**Your goal:** Of the lines in the data below, count the ones holding the string "chacoide", and answer with that number only.

** START Material supplied **

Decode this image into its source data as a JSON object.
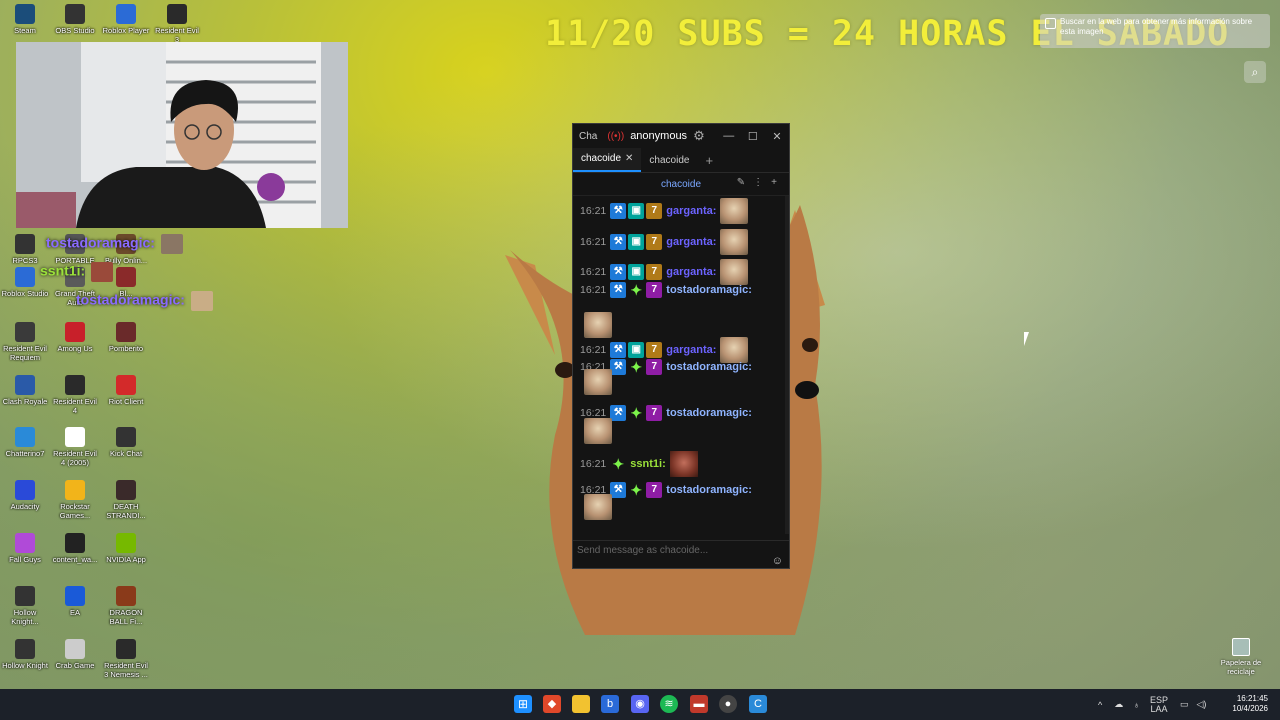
{
  "banner": "11/20 SUBS = 24 HORAS EL SABADO",
  "notice": "Buscar en la web para obtener más información sobre esta imagen",
  "desktop_icons": [
    {
      "label": "Steam",
      "icon": "steam-icon",
      "color": "#1b4d7a"
    },
    {
      "label": "OBS Studio",
      "icon": "obs-icon",
      "color": "#333"
    },
    {
      "label": "Roblox Player",
      "icon": "roblox-icon",
      "color": "#2b6bd6"
    },
    {
      "label": "Resident Evil 3",
      "icon": "re3-icon",
      "color": "#2a2a2a"
    },
    {
      "label": "RPCS3",
      "icon": "rpcs3-icon",
      "color": "#333"
    },
    {
      "label": "PORTABLE",
      "icon": "portable-icon",
      "color": "#555"
    },
    {
      "label": "Bully Onlin...",
      "icon": "bully-icon",
      "color": "#6b4a2a"
    },
    {
      "label": "Roblox Studio",
      "icon": "roblox-studio-icon",
      "color": "#2b6bd6"
    },
    {
      "label": "Grand Theft Auto",
      "icon": "gta-icon",
      "color": "#5a5a5a"
    },
    {
      "label": "Bl...",
      "icon": "bl-icon",
      "color": "#8a2a2a"
    },
    {
      "label": "Resident Evil Requiem",
      "icon": "re-requiem-icon",
      "color": "#3a3a3a"
    },
    {
      "label": "Among Us",
      "icon": "among-us-icon",
      "color": "#c8202a"
    },
    {
      "label": "Pomberito",
      "icon": "pomberito-icon",
      "color": "#6a2a2a"
    },
    {
      "label": "Clash Royale",
      "icon": "clash-royale-icon",
      "color": "#2a5aa8"
    },
    {
      "label": "Resident Evil 4",
      "icon": "re4-icon",
      "color": "#2a2a2a"
    },
    {
      "label": "Riot Client",
      "icon": "riot-icon",
      "color": "#d32a2a"
    },
    {
      "label": "Chatterino7",
      "icon": "chatterino-icon",
      "color": "#2a8ad8"
    },
    {
      "label": "Resident Evil 4 (2005)",
      "icon": "re4-2005-icon",
      "color": "#fff"
    },
    {
      "label": "Kick Chat",
      "icon": "kick-chat-icon",
      "color": "#333"
    },
    {
      "label": "Audacity",
      "icon": "audacity-icon",
      "color": "#2a4ad8"
    },
    {
      "label": "Rockstar Games...",
      "icon": "rockstar-icon",
      "color": "#f2b41a"
    },
    {
      "label": "DEATH STRANDI...",
      "icon": "death-stranding-icon",
      "color": "#3a2a2a"
    },
    {
      "label": "Fall Guys",
      "icon": "fall-guys-icon",
      "color": "#b04ad8"
    },
    {
      "label": "content_wa...",
      "icon": "content-icon",
      "color": "#222"
    },
    {
      "label": "NVIDIA App",
      "icon": "nvidia-icon",
      "color": "#76b900"
    },
    {
      "label": "Hollow Knight...",
      "icon": "hollow-knight-icon",
      "color": "#333"
    },
    {
      "label": "EA",
      "icon": "ea-icon",
      "color": "#1a5ad8"
    },
    {
      "label": "DRAGON BALL Fi...",
      "icon": "dragon-ball-icon",
      "color": "#8a3a1a"
    },
    {
      "label": "Hollow Knight",
      "icon": "hollow-knight2-icon",
      "color": "#333"
    },
    {
      "label": "Crab Game",
      "icon": "crab-game-icon",
      "color": "#ccc"
    },
    {
      "label": "Resident Evil 3 Nemesis ...",
      "icon": "re3-nemesis-icon",
      "color": "#2a2a2a"
    }
  ],
  "overlay": [
    {
      "name": "tostadoramagic:",
      "color": "#7b4fff"
    },
    {
      "name": "ssnt1i:",
      "color": "#9be23a"
    },
    {
      "name": "tostadoramagic:",
      "color": "#7b4fff"
    }
  ],
  "chat": {
    "app": "Cha",
    "live_icon": "live-icon",
    "user": "anonymous",
    "tabs": [
      {
        "label": "chacoide",
        "active": true
      },
      {
        "label": "chacoide",
        "active": false
      }
    ],
    "channel": "chacoide",
    "placeholder": "Send message as chacoide...",
    "messages": [
      {
        "time": "16:21",
        "name": "garganta:",
        "color": "#6c63ff",
        "badges": [
          "mod",
          "vip",
          "gold"
        ]
      },
      {
        "time": "16:21",
        "name": "garganta:",
        "color": "#6c63ff",
        "badges": [
          "mod",
          "vip",
          "gold"
        ]
      },
      {
        "time": "16:21",
        "name": "garganta:",
        "color": "#6c63ff",
        "badges": [
          "mod",
          "vip",
          "gold"
        ]
      },
      {
        "time": "16:21",
        "name": "tostadoramagic:",
        "color": "#8fb4ff",
        "badges": [
          "mod",
          "star",
          "pur"
        ]
      },
      {
        "time": "16:21",
        "name": "garganta:",
        "color": "#6c63ff",
        "badges": [
          "mod",
          "vip",
          "gold"
        ]
      },
      {
        "time": "16:21",
        "name": "tostadoramagic:",
        "color": "#8fb4ff",
        "badges": [
          "mod",
          "star",
          "pur"
        ]
      },
      {
        "time": "16:21",
        "name": "tostadoramagic:",
        "color": "#8fb4ff",
        "badges": [
          "mod",
          "star",
          "pur"
        ]
      },
      {
        "time": "16:21",
        "name": "ssnt1i:",
        "color": "#9be23a",
        "badges": [
          "star"
        ]
      },
      {
        "time": "16:21",
        "name": "tostadoramagic:",
        "color": "#8fb4ff",
        "badges": [
          "mod",
          "star",
          "pur"
        ]
      }
    ]
  },
  "recycle_bin": "Papelera de reciclaje",
  "taskbar": {
    "lang": "ESP",
    "layout": "LAA",
    "time": "16:21:45",
    "date": "10/4/2026"
  }
}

** END Material supplied **

**Reply to the exercise:** 4